§ GOAL
The entire listing is to be repeated verbatim.
▼
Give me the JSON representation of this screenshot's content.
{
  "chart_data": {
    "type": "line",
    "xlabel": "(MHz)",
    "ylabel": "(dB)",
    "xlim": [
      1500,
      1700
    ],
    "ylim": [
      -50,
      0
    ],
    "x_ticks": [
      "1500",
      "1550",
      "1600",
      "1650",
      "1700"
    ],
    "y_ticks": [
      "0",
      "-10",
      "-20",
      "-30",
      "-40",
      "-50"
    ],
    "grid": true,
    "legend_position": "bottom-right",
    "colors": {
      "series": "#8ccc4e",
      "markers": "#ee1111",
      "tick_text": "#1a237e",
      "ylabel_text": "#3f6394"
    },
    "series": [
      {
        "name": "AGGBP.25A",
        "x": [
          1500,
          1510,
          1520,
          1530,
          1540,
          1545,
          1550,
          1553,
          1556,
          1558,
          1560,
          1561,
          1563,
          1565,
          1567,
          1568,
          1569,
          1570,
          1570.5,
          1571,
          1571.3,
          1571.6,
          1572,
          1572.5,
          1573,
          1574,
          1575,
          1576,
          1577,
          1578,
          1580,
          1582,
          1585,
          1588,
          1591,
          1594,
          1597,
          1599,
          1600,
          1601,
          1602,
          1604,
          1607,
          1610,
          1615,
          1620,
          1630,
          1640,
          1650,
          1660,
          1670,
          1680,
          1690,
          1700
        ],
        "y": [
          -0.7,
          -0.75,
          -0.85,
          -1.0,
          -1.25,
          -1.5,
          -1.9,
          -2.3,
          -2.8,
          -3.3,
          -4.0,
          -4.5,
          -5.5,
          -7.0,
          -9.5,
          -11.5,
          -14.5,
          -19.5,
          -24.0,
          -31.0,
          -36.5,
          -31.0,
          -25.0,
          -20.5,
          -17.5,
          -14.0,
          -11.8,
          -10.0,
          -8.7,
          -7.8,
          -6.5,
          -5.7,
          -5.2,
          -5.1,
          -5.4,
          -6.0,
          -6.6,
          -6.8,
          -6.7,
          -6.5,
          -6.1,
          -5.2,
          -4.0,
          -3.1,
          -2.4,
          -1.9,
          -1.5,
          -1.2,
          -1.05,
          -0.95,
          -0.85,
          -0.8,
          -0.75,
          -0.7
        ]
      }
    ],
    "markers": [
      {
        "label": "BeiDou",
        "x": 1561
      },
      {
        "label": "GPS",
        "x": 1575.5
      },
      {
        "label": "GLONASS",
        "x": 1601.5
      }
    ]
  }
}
▲
§ OUTPUT OF THE EXERCISE
Give me the JSON representation of this screenshot's content.
{
  "chart_data": {
    "type": "line",
    "xlabel": "(MHz)",
    "ylabel": "(dB)",
    "xlim": [
      1500,
      1700
    ],
    "ylim": [
      -50,
      0
    ],
    "x_ticks": [
      "1500",
      "1550",
      "1600",
      "1650",
      "1700"
    ],
    "y_ticks": [
      "0",
      "-10",
      "-20",
      "-30",
      "-40",
      "-50"
    ],
    "grid": true,
    "legend_position": "bottom-right",
    "colors": {
      "series": "#8ccc4e",
      "markers": "#ee1111",
      "tick_text": "#1a237e",
      "ylabel_text": "#3f6394"
    },
    "series": [
      {
        "name": "AGGBP.25A",
        "x": [
          1500,
          1510,
          1520,
          1530,
          1540,
          1545,
          1550,
          1553,
          1556,
          1558,
          1560,
          1561,
          1563,
          1565,
          1567,
          1568,
          1569,
          1570,
          1570.5,
          1571,
          1571.3,
          1571.6,
          1572,
          1572.5,
          1573,
          1574,
          1575,
          1576,
          1577,
          1578,
          1580,
          1582,
          1585,
          1588,
          1591,
          1594,
          1597,
          1599,
          1600,
          1601,
          1602,
          1604,
          1607,
          1610,
          1615,
          1620,
          1630,
          1640,
          1650,
          1660,
          1670,
          1680,
          1690,
          1700
        ],
        "y": [
          -0.7,
          -0.75,
          -0.85,
          -1.0,
          -1.25,
          -1.5,
          -1.9,
          -2.3,
          -2.8,
          -3.3,
          -4.0,
          -4.5,
          -5.5,
          -7.0,
          -9.5,
          -11.5,
          -14.5,
          -19.5,
          -24.0,
          -31.0,
          -36.5,
          -31.0,
          -25.0,
          -20.5,
          -17.5,
          -14.0,
          -11.8,
          -10.0,
          -8.7,
          -7.8,
          -6.5,
          -5.7,
          -5.2,
          -5.1,
          -5.4,
          -6.0,
          -6.6,
          -6.8,
          -6.7,
          -6.5,
          -6.1,
          -5.2,
          -4.0,
          -3.1,
          -2.4,
          -1.9,
          -1.5,
          -1.2,
          -1.05,
          -0.95,
          -0.85,
          -0.8,
          -0.75,
          -0.7
        ]
      }
    ],
    "markers": [
      {
        "label": "BeiDou",
        "x": 1561
      },
      {
        "label": "GPS",
        "x": 1575.5
      },
      {
        "label": "GLONASS",
        "x": 1601.5
      }
    ]
  }
}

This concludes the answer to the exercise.